— begin Provided records —
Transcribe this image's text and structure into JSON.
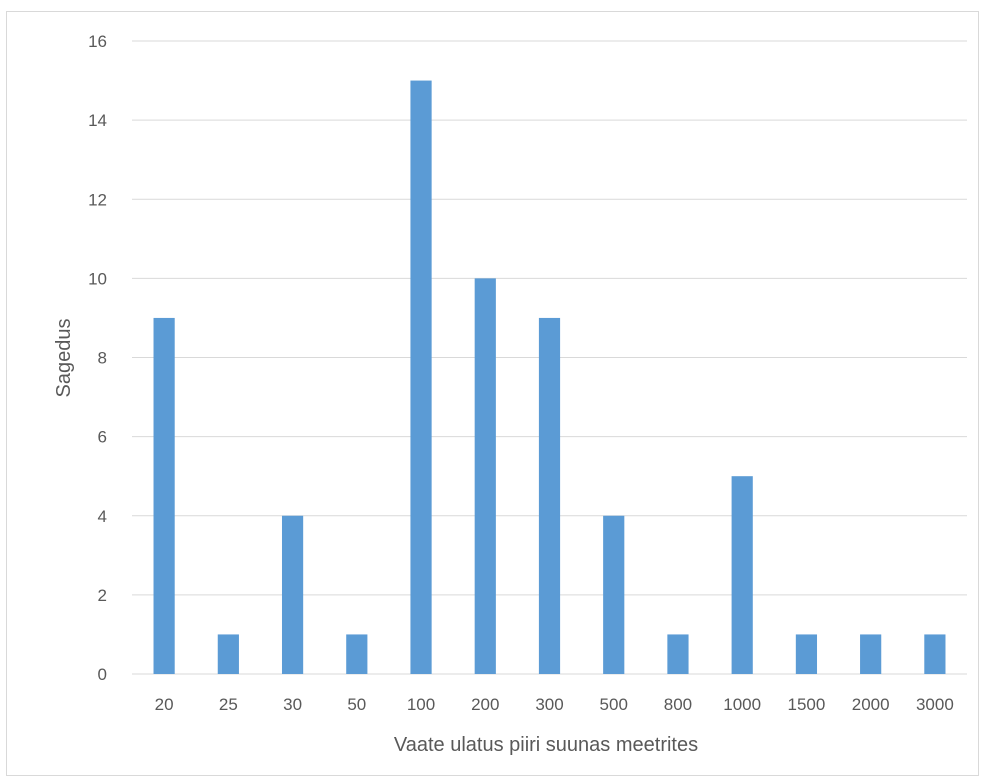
{
  "chart_data": {
    "type": "bar",
    "title": "",
    "xlabel": "Vaate ulatus piiri suunas meetrites",
    "ylabel": "Sagedus",
    "categories": [
      "20",
      "25",
      "30",
      "50",
      "100",
      "200",
      "300",
      "500",
      "800",
      "1000",
      "1500",
      "2000",
      "3000"
    ],
    "values": [
      9,
      1,
      4,
      1,
      15,
      10,
      9,
      4,
      1,
      5,
      1,
      1,
      1
    ],
    "ylim": [
      0,
      16
    ],
    "yticks": [
      0,
      2,
      4,
      6,
      8,
      10,
      12,
      14,
      16
    ],
    "grid": true,
    "legend": "none",
    "colors": {
      "bar": "#5b9bd5",
      "grid": "#d9d9d9",
      "text": "#595959",
      "border": "#d9d9d9"
    }
  }
}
— end Provided records —
Short exercise - Look through the records and gather each line with the word "text".

The reply -
Transcribe this image's text and structure into JSON.
      "text": "#595959",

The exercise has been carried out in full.